Find each line with the word "práce" and state how many there are, nothing more.
_ _ _
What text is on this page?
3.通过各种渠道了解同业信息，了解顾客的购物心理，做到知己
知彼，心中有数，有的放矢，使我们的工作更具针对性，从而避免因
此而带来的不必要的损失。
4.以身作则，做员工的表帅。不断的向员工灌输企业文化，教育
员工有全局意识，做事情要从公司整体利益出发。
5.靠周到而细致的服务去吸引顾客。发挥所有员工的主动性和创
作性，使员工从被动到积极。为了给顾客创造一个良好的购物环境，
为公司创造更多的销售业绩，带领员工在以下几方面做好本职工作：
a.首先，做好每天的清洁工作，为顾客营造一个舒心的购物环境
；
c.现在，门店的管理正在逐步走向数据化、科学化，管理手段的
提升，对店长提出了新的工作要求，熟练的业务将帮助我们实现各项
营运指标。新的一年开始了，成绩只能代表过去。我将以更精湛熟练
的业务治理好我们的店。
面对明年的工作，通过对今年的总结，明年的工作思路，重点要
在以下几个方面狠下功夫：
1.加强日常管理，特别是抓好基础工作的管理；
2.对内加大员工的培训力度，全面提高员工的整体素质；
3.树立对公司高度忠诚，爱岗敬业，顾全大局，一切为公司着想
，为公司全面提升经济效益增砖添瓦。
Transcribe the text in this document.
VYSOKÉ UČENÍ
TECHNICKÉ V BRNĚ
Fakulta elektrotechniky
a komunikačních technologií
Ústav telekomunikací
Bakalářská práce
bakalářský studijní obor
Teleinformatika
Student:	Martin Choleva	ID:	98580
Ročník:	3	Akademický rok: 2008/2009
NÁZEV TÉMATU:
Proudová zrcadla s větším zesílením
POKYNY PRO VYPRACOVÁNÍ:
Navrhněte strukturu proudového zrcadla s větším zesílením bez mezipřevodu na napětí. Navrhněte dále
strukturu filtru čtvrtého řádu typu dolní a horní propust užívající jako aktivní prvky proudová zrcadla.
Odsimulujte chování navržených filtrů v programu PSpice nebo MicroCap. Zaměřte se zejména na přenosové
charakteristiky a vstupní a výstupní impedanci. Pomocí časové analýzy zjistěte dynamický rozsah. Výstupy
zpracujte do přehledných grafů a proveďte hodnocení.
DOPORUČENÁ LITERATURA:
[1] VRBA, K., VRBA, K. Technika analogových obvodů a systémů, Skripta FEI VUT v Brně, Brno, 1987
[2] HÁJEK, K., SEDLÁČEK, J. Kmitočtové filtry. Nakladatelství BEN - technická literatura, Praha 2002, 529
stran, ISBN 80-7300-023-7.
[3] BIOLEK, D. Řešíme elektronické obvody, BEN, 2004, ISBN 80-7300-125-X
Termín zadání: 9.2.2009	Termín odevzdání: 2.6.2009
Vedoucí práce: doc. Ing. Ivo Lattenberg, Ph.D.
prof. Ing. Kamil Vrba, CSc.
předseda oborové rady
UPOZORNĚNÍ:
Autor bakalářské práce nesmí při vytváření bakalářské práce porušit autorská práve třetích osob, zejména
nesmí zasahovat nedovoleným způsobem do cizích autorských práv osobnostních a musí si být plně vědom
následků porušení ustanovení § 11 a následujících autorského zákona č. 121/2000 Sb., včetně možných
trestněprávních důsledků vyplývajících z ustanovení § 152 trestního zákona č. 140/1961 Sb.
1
_ _ _
TASK SOLUTION> 3